_TUGAS_: Menurut teks tentang riya', apa nama dua macam riya' yang dijelaskan di dalamnya?

_POTONGAN TEKS_:
====
“Riya’ adalah melakukan ibadah karena mengharap
arah kepada manusia supaya mendapat keuntungan darinya (pujian dan
penghormatan)”.
Oleh itu, Syeikh Ahmad Rifa’i berpesan bahwa riya’
merupakan perbuatan haram dan satu diantara dosa besar yang harus dijauhi serta di tinggalkan
supaya selamat dan amalnya manfaat sampai di negeri akhirat.
Macam-macam Riya’
Lebih lanjut, beliau menjelaskan bahwa riya’ ada 2
macam, sebagaimana ulama menguraikannya[4]:
وَهُوَ قِسْمَانِ : رِيَاءٌ خَالِصٌ
كَانَ لاَ يَفْعَلَ الْقُرْبَةَ إِلاَّ لِلنَّاسِ ,
وَرِيَاءٌ شِرْكٌ كَانَ
يَفْعَلَهَا ِللهِ وَلِلنَّاسِ وَهُوَ أَخَفُّ مِنَ الْأَوَّلِ
“ riya’ dibagi kedalam dua tingkatan: riya’
kholish yaitu melakukan ibadah semata-mata hanya untuk mendapatkan
pujian dari manusia, riya’ syirik yaitu melakukan perbuatan
karena niat menjalankan perintah Allah, dan juga karena untuk mendapatkan
pujian dari manusia, dan keduanya bercampur”.
Fudhail Bin Iyadh berkata:“Beramal karena manusia adalah syirik,
meninggalkan amalan karena manusia adalah riya’ dan ikhlas adalah Allah menyelamatkanmu dari
keduanya”.
====
_BAHAN YANG DIBERIKAN_:
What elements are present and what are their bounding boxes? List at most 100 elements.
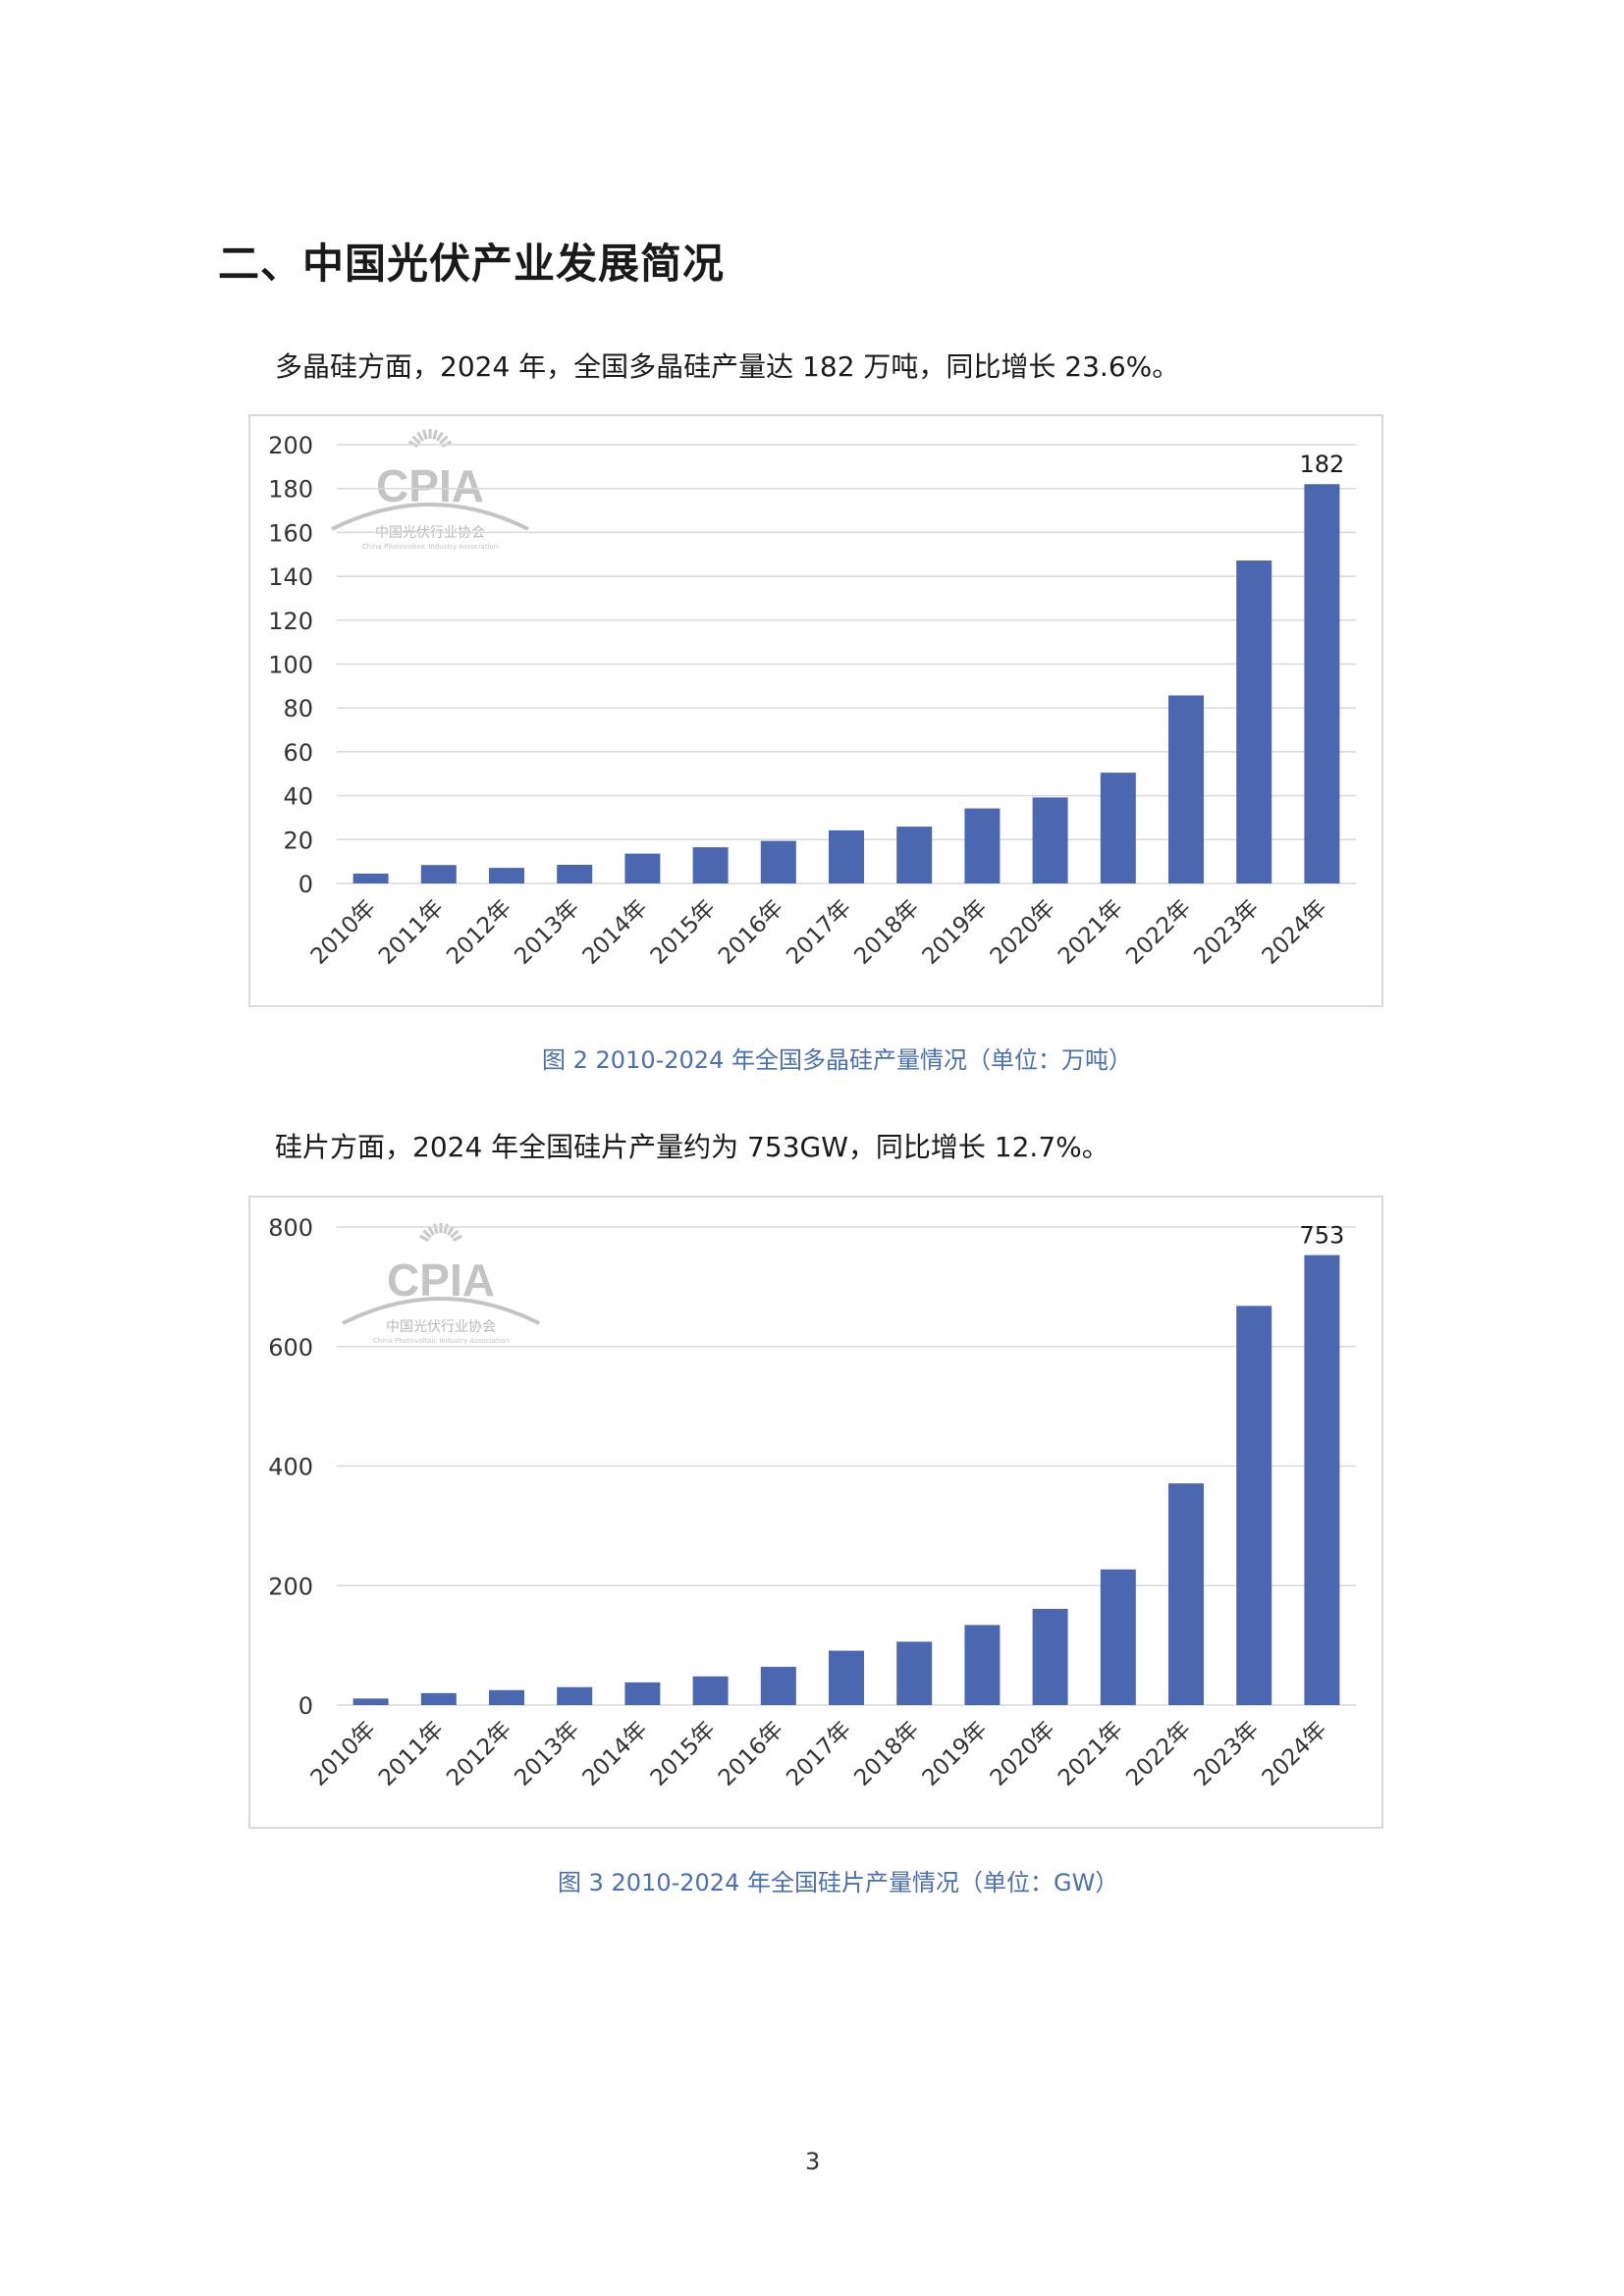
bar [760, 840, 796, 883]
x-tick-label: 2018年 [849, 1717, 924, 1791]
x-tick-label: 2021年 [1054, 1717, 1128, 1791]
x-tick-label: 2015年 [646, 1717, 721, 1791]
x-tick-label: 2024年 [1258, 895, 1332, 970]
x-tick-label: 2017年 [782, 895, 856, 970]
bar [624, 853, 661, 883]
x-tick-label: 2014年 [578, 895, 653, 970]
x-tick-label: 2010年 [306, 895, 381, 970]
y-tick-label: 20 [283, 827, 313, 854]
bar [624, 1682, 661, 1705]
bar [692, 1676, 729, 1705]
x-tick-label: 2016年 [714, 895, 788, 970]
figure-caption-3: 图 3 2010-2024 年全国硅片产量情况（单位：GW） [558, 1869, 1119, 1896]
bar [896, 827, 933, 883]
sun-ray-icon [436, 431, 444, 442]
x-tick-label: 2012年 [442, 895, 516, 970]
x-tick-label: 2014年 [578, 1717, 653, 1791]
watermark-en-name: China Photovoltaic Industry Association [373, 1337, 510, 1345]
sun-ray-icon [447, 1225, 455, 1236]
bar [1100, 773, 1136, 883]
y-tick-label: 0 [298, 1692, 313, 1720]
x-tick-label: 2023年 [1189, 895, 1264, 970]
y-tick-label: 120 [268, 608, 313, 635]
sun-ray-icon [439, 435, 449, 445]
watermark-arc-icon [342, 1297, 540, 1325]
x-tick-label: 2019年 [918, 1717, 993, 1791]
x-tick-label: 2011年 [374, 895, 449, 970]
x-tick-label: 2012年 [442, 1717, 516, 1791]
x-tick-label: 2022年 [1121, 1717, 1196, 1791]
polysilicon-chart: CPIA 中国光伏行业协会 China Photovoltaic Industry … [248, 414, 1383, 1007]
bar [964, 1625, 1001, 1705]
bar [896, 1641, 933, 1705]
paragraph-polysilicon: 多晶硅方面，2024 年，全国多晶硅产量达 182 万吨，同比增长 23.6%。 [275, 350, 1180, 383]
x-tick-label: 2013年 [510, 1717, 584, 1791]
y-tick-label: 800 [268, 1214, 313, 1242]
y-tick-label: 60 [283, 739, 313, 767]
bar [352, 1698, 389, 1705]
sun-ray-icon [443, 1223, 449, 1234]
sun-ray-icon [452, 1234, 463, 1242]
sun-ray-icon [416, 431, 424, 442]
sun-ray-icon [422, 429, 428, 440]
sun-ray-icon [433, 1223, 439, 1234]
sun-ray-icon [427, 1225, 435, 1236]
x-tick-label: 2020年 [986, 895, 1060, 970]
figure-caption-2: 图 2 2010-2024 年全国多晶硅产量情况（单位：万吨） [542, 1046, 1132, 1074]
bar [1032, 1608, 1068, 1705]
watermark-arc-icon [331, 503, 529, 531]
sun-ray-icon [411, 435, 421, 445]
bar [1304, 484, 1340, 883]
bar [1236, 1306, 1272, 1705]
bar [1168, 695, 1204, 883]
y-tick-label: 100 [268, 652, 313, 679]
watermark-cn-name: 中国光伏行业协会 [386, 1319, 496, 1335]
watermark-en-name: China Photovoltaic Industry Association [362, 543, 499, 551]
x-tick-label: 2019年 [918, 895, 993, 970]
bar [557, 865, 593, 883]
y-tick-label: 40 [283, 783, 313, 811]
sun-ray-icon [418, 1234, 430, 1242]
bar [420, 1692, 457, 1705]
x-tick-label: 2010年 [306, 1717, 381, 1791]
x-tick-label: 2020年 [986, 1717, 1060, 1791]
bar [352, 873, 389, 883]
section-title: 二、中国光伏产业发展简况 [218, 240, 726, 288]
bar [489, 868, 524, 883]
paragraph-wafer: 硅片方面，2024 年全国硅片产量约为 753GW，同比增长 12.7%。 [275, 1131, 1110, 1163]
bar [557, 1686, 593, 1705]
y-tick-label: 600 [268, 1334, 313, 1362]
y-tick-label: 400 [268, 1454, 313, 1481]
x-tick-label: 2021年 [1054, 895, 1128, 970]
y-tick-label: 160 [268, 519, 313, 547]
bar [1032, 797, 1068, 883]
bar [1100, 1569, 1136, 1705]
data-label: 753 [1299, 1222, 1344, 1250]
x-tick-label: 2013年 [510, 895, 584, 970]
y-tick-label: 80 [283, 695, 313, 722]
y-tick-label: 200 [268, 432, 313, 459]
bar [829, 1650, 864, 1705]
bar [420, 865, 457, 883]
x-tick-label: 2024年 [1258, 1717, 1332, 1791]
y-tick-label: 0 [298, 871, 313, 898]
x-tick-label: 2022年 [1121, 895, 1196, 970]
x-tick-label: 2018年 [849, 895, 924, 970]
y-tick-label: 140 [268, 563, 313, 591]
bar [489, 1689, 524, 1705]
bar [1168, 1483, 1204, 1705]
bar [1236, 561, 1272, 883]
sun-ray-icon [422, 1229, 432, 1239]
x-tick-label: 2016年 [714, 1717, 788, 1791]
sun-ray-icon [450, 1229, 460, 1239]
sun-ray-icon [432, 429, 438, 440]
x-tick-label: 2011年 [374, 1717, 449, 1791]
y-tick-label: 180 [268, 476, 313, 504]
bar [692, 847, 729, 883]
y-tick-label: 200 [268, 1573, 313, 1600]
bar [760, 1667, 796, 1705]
====
_JAWABAN_: Kedua macam itu adalah riya' kholish dan riya' syirik.